**Request:** Copy the data again word for word, from its first line through the line containing "chevron-right-icon (282, 264, 286, 270)", including both of those lines.

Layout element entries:
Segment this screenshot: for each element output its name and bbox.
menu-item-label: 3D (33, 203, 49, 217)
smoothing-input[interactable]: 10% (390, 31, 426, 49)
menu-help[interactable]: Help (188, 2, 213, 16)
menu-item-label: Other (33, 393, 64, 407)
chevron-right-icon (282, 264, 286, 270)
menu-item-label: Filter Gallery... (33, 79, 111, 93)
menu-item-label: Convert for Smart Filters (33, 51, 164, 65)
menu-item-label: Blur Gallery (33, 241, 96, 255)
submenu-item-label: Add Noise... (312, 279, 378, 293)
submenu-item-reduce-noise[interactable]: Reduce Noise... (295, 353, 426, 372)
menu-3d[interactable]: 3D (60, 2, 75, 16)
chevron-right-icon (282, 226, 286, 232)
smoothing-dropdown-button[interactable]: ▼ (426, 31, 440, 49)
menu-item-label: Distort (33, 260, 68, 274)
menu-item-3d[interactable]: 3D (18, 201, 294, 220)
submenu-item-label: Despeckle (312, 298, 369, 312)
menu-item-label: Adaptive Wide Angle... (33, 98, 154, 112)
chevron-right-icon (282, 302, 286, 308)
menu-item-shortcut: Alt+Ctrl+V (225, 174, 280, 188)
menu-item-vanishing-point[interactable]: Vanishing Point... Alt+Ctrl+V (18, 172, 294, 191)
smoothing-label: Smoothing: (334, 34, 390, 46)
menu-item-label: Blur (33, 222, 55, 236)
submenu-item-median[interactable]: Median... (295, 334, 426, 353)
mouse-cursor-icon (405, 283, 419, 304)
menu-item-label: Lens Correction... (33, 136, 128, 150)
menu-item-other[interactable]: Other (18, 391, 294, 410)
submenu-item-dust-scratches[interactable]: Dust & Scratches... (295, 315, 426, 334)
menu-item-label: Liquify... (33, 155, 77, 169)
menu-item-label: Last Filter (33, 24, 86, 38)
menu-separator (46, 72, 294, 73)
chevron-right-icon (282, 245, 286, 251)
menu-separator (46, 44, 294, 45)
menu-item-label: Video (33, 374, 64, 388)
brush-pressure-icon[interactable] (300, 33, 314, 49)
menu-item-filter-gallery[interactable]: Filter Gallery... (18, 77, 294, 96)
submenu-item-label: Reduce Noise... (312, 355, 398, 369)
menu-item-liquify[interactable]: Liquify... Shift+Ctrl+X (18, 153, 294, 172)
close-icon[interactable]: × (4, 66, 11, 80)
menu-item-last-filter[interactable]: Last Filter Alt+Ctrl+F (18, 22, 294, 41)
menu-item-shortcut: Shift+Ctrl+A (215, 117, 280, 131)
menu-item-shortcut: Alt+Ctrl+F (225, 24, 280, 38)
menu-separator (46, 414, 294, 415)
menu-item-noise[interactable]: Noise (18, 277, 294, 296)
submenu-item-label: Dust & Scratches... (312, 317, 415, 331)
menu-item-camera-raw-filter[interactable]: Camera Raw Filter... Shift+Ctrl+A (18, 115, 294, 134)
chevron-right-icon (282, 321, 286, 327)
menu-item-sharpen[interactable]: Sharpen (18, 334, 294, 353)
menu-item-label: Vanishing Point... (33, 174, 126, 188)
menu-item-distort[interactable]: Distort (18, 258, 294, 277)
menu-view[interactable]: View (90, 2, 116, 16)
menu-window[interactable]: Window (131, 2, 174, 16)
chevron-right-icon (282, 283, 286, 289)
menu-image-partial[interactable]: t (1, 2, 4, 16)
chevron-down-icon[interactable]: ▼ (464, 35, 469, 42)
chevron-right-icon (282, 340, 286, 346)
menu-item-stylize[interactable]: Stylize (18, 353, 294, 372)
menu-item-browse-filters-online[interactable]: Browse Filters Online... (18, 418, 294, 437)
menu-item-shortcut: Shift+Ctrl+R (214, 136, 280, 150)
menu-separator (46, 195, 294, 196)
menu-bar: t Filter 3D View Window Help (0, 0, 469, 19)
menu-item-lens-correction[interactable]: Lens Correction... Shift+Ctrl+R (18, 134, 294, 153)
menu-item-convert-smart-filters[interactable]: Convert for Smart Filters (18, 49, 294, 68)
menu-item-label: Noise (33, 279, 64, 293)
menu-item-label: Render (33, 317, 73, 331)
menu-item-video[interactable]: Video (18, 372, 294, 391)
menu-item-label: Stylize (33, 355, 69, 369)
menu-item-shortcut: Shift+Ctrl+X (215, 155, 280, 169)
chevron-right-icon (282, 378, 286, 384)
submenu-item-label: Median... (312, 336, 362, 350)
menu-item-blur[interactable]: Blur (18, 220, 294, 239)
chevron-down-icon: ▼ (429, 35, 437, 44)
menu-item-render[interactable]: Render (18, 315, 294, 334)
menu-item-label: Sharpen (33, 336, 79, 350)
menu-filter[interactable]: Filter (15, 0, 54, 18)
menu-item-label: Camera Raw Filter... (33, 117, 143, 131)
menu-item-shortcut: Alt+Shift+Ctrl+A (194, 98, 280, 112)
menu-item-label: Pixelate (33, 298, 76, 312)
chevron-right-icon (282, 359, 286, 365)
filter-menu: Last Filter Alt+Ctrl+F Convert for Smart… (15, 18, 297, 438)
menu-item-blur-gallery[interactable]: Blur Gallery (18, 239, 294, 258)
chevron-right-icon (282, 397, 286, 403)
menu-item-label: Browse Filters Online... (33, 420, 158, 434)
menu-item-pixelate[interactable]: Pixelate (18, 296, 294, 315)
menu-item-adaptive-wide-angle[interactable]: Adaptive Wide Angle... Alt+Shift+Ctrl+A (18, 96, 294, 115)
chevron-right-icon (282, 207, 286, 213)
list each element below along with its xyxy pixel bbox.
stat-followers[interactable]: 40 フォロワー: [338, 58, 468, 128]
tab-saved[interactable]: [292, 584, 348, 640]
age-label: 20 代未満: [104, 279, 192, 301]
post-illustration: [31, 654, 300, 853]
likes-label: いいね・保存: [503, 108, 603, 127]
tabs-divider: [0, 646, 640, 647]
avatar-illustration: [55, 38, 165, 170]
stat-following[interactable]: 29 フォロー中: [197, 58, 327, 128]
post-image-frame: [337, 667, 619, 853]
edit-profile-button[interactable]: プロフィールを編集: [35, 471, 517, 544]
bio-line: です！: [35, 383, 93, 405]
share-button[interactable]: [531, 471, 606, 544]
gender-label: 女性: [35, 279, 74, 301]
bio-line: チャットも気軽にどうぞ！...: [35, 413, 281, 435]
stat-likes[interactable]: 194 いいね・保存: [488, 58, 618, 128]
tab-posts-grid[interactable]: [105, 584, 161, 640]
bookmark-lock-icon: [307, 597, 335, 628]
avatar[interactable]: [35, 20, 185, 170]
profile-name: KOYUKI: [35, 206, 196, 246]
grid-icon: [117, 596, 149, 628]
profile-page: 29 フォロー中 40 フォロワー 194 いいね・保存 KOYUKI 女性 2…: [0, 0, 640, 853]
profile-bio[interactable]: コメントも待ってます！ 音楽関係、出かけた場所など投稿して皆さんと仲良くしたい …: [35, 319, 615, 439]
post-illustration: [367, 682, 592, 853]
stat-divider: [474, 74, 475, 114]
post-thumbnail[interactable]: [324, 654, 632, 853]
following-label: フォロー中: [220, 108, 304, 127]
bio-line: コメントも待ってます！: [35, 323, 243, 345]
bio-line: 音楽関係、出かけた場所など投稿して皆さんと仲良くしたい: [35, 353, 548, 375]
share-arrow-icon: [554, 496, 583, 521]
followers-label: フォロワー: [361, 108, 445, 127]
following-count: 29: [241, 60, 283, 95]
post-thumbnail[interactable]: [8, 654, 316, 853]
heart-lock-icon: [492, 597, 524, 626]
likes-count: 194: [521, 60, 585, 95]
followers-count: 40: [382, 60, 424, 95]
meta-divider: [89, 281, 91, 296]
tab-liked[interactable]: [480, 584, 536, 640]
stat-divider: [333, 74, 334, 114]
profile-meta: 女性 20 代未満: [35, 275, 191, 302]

**Finished answer:**
Segment this screenshot: for each element output its name and bbox.
menu-item-label: 3D (33, 203, 49, 217)
smoothing-input[interactable]: 10% (390, 31, 426, 49)
menu-help[interactable]: Help (188, 2, 213, 16)
menu-item-label: Other (33, 393, 64, 407)
chevron-right-icon (282, 264, 286, 270)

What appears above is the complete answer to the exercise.